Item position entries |
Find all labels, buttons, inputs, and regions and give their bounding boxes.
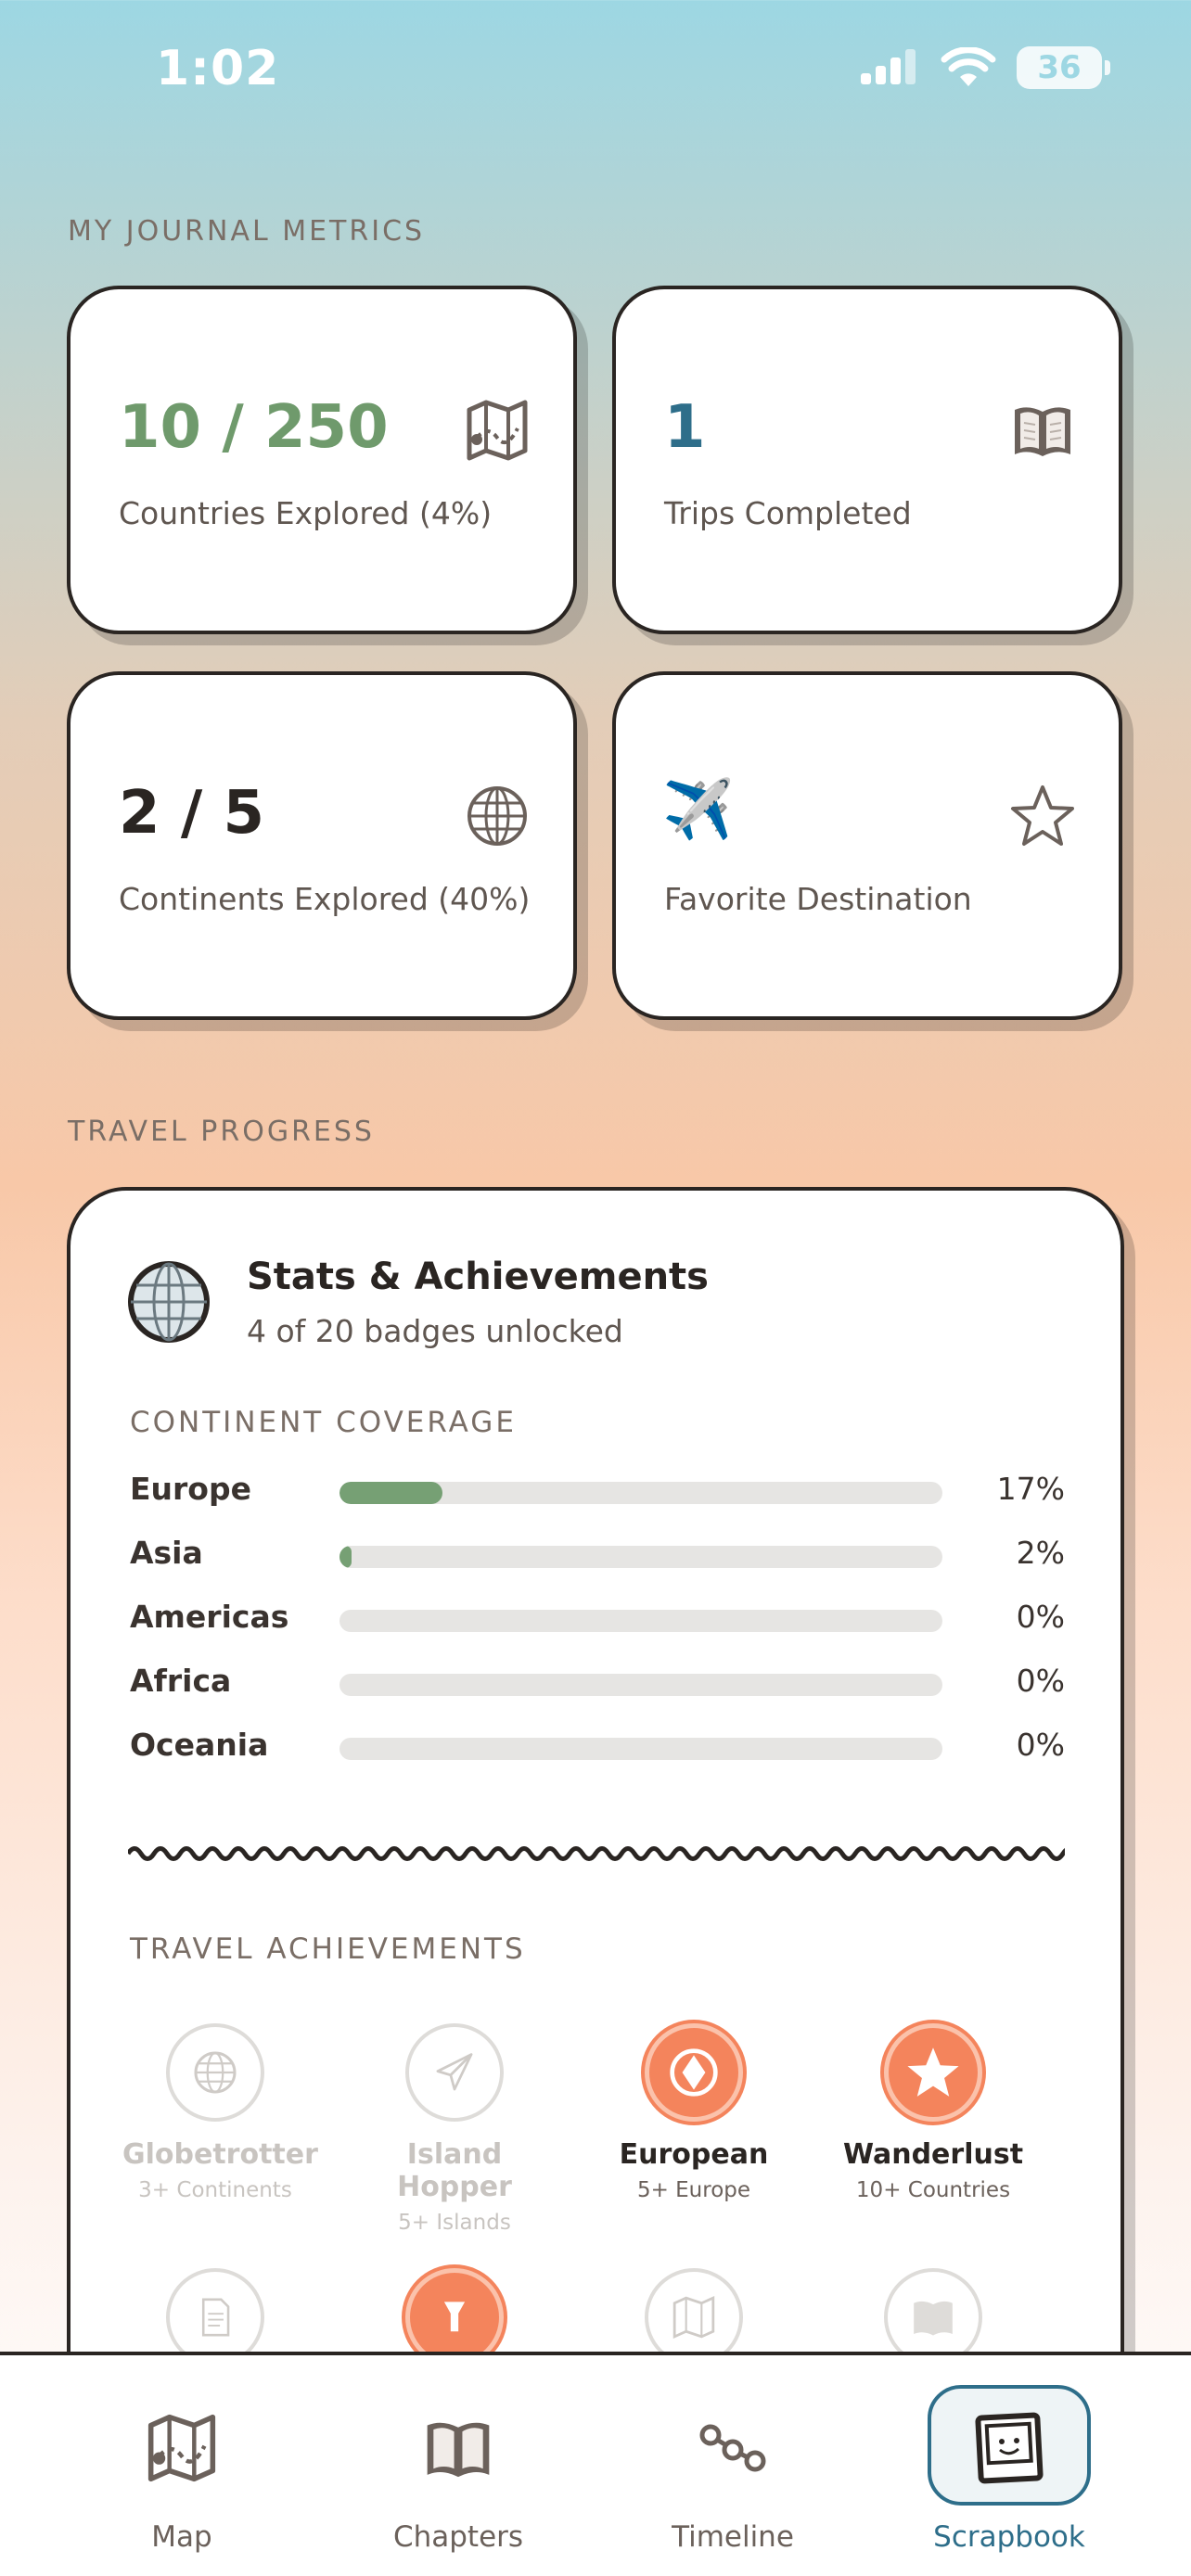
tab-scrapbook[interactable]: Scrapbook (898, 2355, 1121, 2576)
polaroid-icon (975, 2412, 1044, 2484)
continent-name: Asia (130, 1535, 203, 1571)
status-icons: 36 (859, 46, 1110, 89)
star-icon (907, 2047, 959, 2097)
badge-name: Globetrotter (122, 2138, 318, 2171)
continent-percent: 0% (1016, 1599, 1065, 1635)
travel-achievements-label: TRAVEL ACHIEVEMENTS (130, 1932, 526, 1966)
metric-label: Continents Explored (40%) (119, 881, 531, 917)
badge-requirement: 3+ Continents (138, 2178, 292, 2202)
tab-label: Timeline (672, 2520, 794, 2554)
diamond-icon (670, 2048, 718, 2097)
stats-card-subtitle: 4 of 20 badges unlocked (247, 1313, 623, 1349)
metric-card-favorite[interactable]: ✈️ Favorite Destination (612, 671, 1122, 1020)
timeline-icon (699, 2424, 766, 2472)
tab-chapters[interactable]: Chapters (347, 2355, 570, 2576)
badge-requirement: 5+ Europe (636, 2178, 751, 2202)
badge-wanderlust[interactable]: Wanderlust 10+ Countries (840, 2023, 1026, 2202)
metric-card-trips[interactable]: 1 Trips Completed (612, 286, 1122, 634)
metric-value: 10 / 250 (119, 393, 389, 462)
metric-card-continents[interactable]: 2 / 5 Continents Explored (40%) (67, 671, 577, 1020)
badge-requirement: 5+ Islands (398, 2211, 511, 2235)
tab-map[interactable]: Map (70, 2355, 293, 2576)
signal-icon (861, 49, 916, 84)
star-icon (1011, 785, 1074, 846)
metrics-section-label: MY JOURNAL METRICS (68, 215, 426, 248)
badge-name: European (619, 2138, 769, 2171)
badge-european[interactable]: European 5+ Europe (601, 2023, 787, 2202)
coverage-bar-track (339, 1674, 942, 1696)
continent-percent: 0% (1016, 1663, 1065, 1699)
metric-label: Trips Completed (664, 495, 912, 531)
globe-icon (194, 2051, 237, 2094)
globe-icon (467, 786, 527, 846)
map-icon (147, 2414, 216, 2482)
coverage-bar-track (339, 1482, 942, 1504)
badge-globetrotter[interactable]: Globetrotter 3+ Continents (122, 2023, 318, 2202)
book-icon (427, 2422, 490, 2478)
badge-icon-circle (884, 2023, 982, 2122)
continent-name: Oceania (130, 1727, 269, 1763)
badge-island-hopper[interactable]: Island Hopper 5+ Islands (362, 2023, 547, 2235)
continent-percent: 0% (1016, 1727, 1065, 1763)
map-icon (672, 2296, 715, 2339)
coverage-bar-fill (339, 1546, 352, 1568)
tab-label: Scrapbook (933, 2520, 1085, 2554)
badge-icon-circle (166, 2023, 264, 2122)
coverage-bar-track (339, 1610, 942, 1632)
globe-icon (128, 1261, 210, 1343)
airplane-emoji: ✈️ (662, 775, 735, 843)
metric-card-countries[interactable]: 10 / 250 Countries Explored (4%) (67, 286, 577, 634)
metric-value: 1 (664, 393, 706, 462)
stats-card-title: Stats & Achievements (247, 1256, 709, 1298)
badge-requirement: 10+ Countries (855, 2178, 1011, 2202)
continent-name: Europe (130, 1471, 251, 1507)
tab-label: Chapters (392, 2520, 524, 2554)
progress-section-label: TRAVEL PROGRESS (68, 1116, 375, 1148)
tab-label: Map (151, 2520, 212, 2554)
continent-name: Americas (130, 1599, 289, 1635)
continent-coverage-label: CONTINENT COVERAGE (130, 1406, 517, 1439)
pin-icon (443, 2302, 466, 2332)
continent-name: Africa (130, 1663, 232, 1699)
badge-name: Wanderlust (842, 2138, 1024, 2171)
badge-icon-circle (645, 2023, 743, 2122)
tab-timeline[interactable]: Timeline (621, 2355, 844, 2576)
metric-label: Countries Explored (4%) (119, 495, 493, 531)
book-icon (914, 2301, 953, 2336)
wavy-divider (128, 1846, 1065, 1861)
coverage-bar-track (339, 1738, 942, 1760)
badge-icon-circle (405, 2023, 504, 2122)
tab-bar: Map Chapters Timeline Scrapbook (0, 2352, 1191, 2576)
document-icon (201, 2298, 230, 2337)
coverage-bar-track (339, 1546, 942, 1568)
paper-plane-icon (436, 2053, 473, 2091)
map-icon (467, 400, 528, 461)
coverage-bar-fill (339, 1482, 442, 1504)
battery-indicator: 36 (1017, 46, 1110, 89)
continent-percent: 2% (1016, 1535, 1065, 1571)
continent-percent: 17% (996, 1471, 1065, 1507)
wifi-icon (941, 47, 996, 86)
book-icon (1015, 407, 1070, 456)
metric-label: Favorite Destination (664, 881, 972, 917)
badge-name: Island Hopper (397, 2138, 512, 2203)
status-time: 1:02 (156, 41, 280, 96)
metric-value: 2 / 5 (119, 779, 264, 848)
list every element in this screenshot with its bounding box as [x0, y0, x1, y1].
==
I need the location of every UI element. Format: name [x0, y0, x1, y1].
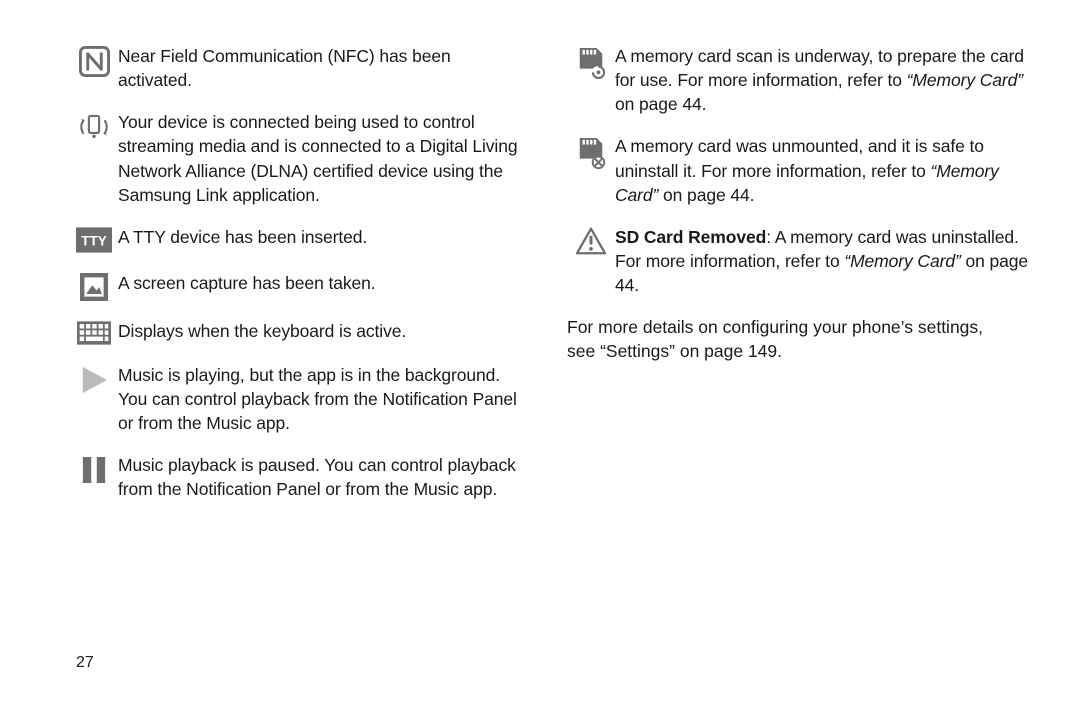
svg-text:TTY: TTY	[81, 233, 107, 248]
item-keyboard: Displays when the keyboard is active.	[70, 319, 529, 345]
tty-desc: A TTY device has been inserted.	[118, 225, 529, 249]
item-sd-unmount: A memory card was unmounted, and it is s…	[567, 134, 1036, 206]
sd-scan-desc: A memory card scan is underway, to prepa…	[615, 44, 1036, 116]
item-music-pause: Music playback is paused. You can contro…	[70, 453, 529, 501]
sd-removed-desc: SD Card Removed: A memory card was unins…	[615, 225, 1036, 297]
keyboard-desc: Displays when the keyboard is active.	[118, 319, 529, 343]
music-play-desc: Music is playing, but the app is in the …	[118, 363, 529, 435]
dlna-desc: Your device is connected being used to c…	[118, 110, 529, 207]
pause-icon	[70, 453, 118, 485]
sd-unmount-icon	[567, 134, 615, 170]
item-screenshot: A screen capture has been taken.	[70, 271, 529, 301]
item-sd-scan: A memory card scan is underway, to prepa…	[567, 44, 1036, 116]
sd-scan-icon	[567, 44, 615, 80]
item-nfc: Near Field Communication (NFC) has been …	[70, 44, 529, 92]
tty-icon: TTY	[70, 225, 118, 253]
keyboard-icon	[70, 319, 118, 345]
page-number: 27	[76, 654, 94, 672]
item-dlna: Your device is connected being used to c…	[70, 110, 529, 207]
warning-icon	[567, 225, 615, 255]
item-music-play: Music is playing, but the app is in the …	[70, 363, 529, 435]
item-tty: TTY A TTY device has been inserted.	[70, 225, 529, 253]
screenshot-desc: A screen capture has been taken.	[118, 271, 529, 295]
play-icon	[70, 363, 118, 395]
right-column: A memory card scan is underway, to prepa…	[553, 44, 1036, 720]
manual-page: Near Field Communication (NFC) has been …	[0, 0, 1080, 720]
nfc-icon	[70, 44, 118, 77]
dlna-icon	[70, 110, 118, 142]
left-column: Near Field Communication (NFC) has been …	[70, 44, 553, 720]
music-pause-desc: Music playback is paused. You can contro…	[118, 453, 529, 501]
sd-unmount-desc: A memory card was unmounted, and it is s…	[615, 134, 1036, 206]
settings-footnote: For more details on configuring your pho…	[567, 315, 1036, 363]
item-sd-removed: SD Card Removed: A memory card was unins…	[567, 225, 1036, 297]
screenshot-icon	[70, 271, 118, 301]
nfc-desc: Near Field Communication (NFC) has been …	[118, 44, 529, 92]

Exercise description | Copy the records word for word, beginning with the line containing "233, 107, 248]" and ending with the line containing "110, 118, 142]".

Solution below |
svg-text:TTY: TTY	[81, 233, 107, 248]
item-keyboard: Displays when the keyboard is active.	[70, 319, 529, 345]
tty-desc: A TTY device has been inserted.	[118, 225, 529, 249]
item-sd-unmount: A memory card was unmounted, and it is s…	[567, 134, 1036, 206]
sd-scan-desc: A memory card scan is underway, to prepa…	[615, 44, 1036, 116]
item-music-pause: Music playback is paused. You can contro…	[70, 453, 529, 501]
sd-removed-desc: SD Card Removed: A memory card was unins…	[615, 225, 1036, 297]
keyboard-desc: Displays when the keyboard is active.	[118, 319, 529, 343]
music-play-desc: Music is playing, but the app is in the …	[118, 363, 529, 435]
dlna-desc: Your device is connected being used to c…	[118, 110, 529, 207]
pause-icon	[70, 453, 118, 485]
sd-unmount-icon	[567, 134, 615, 170]
item-screenshot: A screen capture has been taken.	[70, 271, 529, 301]
item-sd-scan: A memory card scan is underway, to prepa…	[567, 44, 1036, 116]
sd-scan-icon	[567, 44, 615, 80]
item-nfc: Near Field Communication (NFC) has been …	[70, 44, 529, 92]
tty-icon: TTY	[70, 225, 118, 253]
keyboard-icon	[70, 319, 118, 345]
page-number: 27	[76, 654, 94, 672]
item-dlna: Your device is connected being used to c…	[70, 110, 529, 207]
warning-icon	[567, 225, 615, 255]
item-music-play: Music is playing, but the app is in the …	[70, 363, 529, 435]
item-tty: TTY A TTY device has been inserted.	[70, 225, 529, 253]
screenshot-desc: A screen capture has been taken.	[118, 271, 529, 295]
play-icon	[70, 363, 118, 395]
right-column: A memory card scan is underway, to prepa…	[553, 44, 1036, 720]
manual-page: Near Field Communication (NFC) has been …	[0, 0, 1080, 720]
nfc-icon	[70, 44, 118, 77]
dlna-icon	[70, 110, 118, 142]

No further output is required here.